#### Task goal:
Below are some records. Say in a single number how many of their lines include the word "Renforcement".

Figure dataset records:
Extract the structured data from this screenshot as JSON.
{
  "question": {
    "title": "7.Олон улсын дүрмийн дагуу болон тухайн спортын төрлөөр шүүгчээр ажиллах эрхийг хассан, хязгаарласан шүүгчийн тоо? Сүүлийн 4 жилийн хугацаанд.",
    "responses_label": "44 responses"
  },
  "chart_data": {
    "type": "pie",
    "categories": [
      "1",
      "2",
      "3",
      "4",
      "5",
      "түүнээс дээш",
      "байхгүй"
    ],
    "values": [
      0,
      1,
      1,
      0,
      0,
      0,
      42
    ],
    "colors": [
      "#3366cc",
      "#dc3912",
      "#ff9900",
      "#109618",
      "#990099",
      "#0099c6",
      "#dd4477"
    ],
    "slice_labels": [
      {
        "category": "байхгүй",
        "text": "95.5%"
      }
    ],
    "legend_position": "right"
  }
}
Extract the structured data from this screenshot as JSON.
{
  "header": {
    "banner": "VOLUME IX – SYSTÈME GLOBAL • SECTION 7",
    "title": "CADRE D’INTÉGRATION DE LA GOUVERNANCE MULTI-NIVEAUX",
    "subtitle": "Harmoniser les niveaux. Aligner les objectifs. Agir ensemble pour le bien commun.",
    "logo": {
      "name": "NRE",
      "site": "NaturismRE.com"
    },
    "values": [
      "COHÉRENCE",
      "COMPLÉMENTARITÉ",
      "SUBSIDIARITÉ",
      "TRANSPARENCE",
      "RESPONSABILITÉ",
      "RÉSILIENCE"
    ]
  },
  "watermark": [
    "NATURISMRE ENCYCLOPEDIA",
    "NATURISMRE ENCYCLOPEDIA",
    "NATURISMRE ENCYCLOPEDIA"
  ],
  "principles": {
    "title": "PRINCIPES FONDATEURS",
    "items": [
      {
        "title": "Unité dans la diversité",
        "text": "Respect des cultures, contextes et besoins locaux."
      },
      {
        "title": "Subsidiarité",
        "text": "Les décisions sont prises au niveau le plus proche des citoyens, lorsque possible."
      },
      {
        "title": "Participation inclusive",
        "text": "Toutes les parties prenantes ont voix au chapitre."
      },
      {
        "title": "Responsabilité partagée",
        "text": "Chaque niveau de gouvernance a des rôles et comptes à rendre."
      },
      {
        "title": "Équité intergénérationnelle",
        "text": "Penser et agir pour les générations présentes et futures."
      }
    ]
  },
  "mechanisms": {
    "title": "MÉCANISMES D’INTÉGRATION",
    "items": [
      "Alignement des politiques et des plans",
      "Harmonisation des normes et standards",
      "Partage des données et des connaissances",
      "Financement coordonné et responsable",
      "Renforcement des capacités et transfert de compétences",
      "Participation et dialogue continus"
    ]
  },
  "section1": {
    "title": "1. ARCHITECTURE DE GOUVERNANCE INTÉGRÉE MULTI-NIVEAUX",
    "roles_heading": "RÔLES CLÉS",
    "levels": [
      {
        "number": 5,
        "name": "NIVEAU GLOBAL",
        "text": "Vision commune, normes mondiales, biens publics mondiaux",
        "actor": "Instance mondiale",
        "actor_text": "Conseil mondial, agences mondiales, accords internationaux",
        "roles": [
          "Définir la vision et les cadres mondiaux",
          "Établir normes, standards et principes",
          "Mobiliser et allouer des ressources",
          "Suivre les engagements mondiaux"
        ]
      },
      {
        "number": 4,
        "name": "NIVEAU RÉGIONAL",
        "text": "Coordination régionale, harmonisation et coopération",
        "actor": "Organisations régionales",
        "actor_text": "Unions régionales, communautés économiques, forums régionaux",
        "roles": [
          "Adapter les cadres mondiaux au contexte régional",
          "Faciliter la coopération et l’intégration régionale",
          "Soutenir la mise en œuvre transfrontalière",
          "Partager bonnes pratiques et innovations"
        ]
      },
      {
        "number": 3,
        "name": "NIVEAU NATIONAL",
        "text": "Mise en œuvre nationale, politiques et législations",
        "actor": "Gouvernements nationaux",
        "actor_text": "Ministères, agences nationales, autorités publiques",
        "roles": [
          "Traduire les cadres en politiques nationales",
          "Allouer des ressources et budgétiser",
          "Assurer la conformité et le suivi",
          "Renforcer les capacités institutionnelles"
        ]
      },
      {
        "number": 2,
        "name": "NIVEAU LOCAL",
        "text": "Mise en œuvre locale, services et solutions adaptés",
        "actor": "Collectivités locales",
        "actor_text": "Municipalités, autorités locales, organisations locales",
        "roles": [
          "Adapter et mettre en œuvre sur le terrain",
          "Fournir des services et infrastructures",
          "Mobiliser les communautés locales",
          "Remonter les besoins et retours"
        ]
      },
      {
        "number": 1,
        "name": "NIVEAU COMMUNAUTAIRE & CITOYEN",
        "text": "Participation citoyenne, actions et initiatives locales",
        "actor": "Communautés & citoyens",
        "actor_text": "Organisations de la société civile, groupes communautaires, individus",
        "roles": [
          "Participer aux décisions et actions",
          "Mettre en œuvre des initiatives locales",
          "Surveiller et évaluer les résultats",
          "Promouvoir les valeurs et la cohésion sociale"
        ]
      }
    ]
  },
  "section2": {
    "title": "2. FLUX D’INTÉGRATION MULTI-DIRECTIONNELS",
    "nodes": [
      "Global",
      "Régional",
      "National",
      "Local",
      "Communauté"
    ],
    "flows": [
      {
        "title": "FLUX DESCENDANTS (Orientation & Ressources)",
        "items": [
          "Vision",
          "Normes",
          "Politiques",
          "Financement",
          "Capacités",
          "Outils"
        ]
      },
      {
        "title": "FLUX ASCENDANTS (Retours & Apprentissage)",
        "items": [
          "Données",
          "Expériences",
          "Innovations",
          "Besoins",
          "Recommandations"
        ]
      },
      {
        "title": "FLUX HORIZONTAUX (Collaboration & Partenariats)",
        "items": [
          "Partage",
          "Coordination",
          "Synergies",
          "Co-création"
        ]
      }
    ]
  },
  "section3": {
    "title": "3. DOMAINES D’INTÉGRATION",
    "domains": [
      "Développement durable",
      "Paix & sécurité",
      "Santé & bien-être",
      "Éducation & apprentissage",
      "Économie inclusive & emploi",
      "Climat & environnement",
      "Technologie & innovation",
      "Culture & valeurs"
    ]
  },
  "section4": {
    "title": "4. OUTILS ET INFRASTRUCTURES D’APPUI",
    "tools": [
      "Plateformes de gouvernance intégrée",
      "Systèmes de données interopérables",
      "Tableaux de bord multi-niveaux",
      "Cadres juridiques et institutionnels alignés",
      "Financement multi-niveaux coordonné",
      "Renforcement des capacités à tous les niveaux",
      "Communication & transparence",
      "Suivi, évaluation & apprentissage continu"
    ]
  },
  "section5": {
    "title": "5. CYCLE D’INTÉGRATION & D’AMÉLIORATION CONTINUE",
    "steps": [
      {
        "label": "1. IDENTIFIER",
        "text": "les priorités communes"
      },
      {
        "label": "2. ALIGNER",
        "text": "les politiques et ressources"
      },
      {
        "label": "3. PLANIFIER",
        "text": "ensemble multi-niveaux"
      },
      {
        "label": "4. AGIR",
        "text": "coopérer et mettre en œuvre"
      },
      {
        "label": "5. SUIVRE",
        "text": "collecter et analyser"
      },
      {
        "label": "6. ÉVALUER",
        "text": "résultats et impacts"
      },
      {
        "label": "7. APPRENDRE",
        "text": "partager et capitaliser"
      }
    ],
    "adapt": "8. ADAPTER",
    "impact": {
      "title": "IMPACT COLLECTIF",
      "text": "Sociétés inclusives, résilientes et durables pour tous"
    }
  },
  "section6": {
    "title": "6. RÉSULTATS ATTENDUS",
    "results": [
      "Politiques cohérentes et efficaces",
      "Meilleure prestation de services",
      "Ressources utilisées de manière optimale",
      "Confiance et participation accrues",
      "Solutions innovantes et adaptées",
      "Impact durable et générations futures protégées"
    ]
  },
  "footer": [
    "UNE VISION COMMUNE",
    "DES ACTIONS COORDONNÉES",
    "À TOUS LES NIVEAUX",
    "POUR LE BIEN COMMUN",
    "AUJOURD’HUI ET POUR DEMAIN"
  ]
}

#### Answer to this exercise:
2